→ **Data provided**
* * * * *
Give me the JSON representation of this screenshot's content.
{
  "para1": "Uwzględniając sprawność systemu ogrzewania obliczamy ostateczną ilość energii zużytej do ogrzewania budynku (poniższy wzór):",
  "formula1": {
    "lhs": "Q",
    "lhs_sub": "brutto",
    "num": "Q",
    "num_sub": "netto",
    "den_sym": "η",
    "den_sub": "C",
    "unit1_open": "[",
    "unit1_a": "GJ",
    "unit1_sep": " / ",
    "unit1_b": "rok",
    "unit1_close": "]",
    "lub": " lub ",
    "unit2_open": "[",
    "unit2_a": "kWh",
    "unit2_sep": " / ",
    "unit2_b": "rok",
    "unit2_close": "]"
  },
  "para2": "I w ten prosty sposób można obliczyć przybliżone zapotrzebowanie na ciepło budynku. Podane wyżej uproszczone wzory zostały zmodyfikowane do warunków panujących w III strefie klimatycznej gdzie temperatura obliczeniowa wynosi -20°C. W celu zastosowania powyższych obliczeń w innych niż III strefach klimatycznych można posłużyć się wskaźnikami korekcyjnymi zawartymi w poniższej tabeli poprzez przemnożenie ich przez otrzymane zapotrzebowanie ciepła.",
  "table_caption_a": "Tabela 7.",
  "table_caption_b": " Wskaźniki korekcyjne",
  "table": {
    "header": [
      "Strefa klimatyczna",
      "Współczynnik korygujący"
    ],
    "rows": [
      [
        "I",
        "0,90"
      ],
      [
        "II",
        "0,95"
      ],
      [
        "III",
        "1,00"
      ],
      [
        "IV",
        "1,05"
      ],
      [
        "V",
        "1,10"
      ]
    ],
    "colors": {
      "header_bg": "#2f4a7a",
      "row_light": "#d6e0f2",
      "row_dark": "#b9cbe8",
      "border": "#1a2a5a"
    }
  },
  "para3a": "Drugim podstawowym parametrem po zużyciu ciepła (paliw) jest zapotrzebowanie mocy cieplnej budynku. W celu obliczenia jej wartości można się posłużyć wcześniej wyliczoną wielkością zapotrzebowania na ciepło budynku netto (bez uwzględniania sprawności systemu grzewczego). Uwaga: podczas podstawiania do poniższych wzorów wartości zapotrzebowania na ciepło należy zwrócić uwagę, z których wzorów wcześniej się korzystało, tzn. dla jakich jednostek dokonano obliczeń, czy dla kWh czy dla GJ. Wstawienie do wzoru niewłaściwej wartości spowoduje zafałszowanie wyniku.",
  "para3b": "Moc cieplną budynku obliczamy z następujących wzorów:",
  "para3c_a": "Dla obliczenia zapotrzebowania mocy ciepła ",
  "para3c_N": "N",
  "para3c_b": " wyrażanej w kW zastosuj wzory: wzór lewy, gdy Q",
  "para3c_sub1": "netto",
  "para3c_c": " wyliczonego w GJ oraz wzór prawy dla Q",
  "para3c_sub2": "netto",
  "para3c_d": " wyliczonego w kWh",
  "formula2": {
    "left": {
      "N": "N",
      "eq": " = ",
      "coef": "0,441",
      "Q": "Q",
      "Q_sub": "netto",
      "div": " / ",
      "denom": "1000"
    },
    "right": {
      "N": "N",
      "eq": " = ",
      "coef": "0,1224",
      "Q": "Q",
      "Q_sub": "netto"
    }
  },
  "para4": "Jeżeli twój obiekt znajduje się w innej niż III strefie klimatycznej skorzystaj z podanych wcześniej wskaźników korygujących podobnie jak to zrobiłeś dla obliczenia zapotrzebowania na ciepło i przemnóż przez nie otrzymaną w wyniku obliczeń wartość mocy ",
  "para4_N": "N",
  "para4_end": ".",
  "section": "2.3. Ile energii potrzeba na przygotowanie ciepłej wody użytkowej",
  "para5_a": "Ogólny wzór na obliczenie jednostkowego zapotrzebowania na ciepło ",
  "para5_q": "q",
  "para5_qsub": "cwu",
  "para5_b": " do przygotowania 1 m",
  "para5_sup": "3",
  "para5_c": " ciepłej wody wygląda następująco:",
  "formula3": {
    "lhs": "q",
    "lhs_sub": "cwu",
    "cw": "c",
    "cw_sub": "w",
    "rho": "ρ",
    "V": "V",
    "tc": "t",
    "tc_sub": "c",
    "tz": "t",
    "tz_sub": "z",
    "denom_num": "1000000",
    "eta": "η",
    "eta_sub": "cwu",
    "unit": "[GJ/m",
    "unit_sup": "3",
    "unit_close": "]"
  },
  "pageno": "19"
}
* * * * *
→ **What you have to do**
From the records above, work out how many lines contain the string "obliczamy". Give only the number.

→ **Solution to the exercise**
2